(Data excerpts)
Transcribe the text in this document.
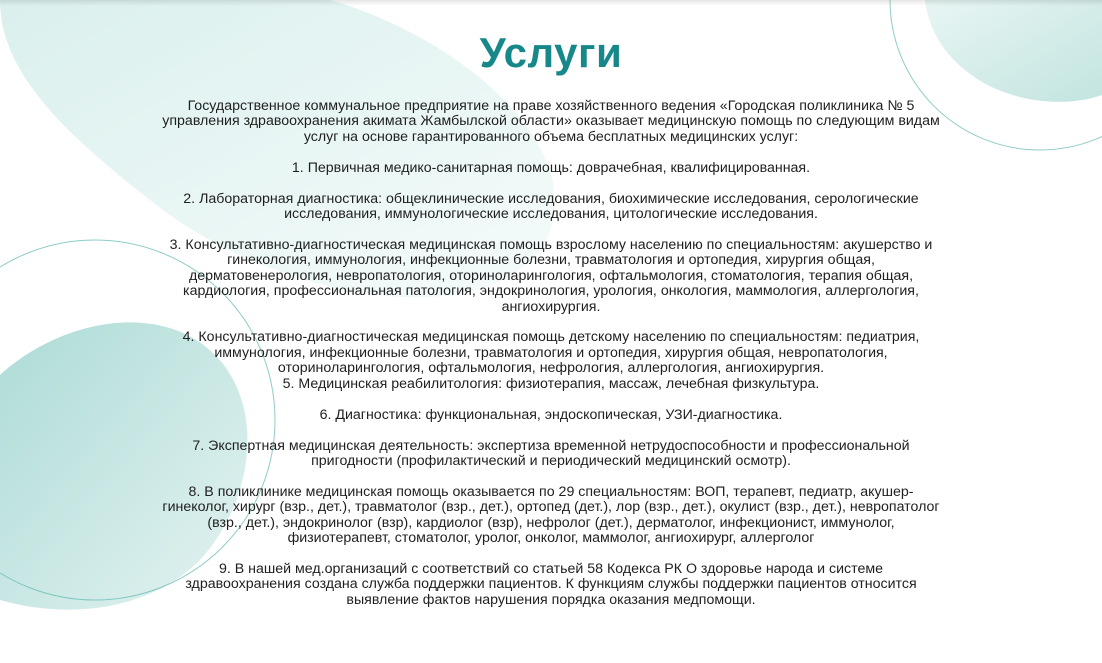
Услуги

Государственное коммунальное предприятие на праве хозяйственного ведения «Городская поликлиника № 5 управления здравоохранения акимата Жамбылской области» оказывает медицинскую помощь по следующим видам услуг на основе гарантированного объема бесплатных медицинских услуг:

1. Первичная медико-санитарная помощь: доврачебная, квалифицированная.

2. Лабораторная диагностика: общеклинические исследования, биохимические исследования, серологические исследования, иммунологические исследования, цитологические исследования.

3. Консультативно-диагностическая медицинская помощь взрослому населению по специальностям: акушерство и гинекология, иммунология, инфекционные болезни, травматология и ортопедия, хирургия общая, дерматовенерология, невропатология, оториноларингология, офтальмология, стоматология, терапия общая, кардиология, профессиональная патология, эндокринология, урология, онкология, маммология, аллергология, ангиохирургия.

4. Консультативно-диагностическая медицинская помощь детскому населению по специальностям: педиатрия, иммунология, инфекционные болезни, травматология и ортопедия, хирургия общая, невропатология, оториноларингология, офтальмология, нефрология, аллергология, ангиохирургия.

5. Медицинская реабилитология: физиотерапия, массаж, лечебная физкультура.

6. Диагностика: функциональная, эндоскопическая, УЗИ-диагностика.

7. Экспертная медицинская деятельность: экспертиза временной нетрудоспособности и профессиональной пригодности (профилактический и периодический медицинский осмотр).

8. В поликлинике медицинская помощь оказывается по 29 специальностям: ВОП, терапевт, педиатр, акушер-гинеколог, хирург (взр., дет.), травматолог (взр., дет.), ортопед (дет.), лор (взр., дет.), окулист (взр., дет.), невропатолог (взр., дет.), эндокринолог (взр), кардиолог (взр), нефролог (дет.), дерматолог, инфекционист, иммунолог, физиотерапевт, стоматолог, уролог, онколог, маммолог, ангиохирург, аллерголог

9. В нашей мед.организаций с соответствий со статьей 58 Кодекса РК О здоровье народа и системе здравоохранения создана служба поддержки пациентов. К функциям службы поддержки пациентов относится выявление фактов нарушения порядка оказания медпомощи.
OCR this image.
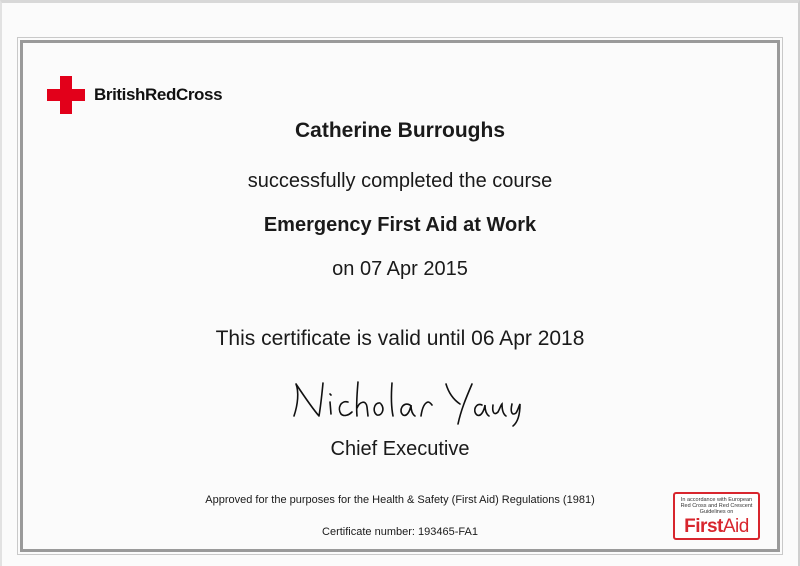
BritishRedCross
Catherine Burroughs
successfully completed the course
Emergency First Aid at Work
on 07 Apr 2015
This certificate is valid until 06 Apr 2018
Chief Executive
Approved for the purposes for the Health & Safety (First Aid) Regulations (1981)
Certificate number: 193465-FA1
In accordance with European Red Cross and Red Crescent Guidelines on
FirstAid
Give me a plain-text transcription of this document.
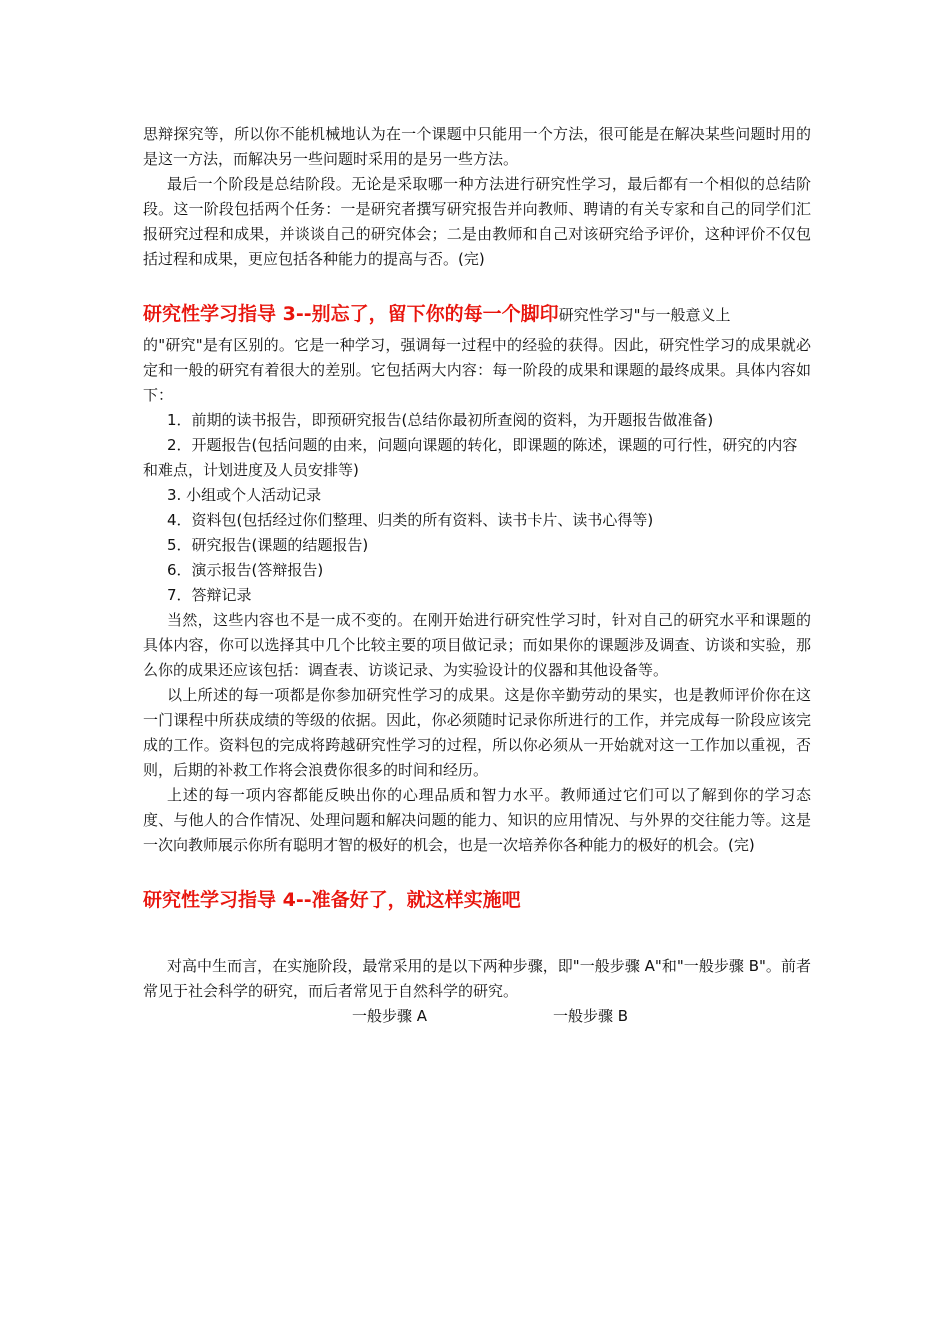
思辩探究等，所以你不能机械地认为在一个课题中只能用一个方法，很可能是在解决某些问题时用的是这一方法，而解决另一些问题时采用的是另一些方法。

最后一个阶段是总结阶段。无论是采取哪一种方法进行研究性学习，最后都有一个相似的总结阶段。这一阶段包括两个任务：一是研究者撰写研究报告并向教师、聘请的有关专家和自己的同学们汇报研究过程和成果，并谈谈自己的研究体会；二是由教师和自己对该研究给予评价，这种评价不仅包括过程和成果，更应包括各种能力的提高与否。(完)

研究性学习指导 3--别忘了，留下你的每一个脚印研究性学习"与一般意义上

的"研究"是有区别的。它是一种学习，强调每一过程中的经验的获得。因此，研究性学习的成果就必定和一般的研究有着很大的差别。它包括两大内容：每一阶段的成果和课题的最终成果。具体内容如下：

1．前期的读书报告，即预研究报告(总结你最初所查阅的资料，为开题报告做准备)

2．开题报告(包括问题的由来，问题向课题的转化，即课题的陈述，课题的可行性，研究的内容和难点，计划进度及人员安排等)

3. 小组或个人活动记录

4．资料包(包括经过你们整理、归类的所有资料、读书卡片、读书心得等)

5．研究报告(课题的结题报告)

6．演示报告(答辩报告)

7．答辩记录

当然，这些内容也不是一成不变的。在刚开始进行研究性学习时，针对自己的研究水平和课题的具体内容，你可以选择其中几个比较主要的项目做记录；而如果你的课题涉及调查、访谈和实验，那么你的成果还应该包括：调查表、访谈记录、为实验设计的仪器和其他设备等。

以上所述的每一项都是你参加研究性学习的成果。这是你辛勤劳动的果实，也是教师评价你在这一门课程中所获成绩的等级的依据。因此，你必须随时记录你所进行的工作，并完成每一阶段应该完成的工作。资料包的完成将跨越研究性学习的过程，所以你必须从一开始就对这一工作加以重视，否则，后期的补救工作将会浪费你很多的时间和经历。

上述的每一项内容都能反映出你的心理品质和智力水平。教师通过它们可以了解到你的学习态度、与他人的合作情况、处理问题和解决问题的能力、知识的应用情况、与外界的交往能力等。这是一次向教师展示你所有聪明才智的极好的机会，也是一次培养你各种能力的极好的机会。(完)

研究性学习指导 4--准备好了，就这样实施吧

对高中生而言，在实施阶段，最常采用的是以下两种步骤，即"一般步骤 A"和"一般步骤 B"。前者常见于社会科学的研究，而后者常见于自然科学的研究。

一般步骤 A	一般步骤 B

▶ _Requirement_: Look through the entries above for the word "研究性学习指导". Copy every line where it shows up.

▶ _Solution_:
研究性学习指导 3--别忘了，留下你的每一个脚印研究性学习"与一般意义上
研究性学习指导 4--准备好了，就这样实施吧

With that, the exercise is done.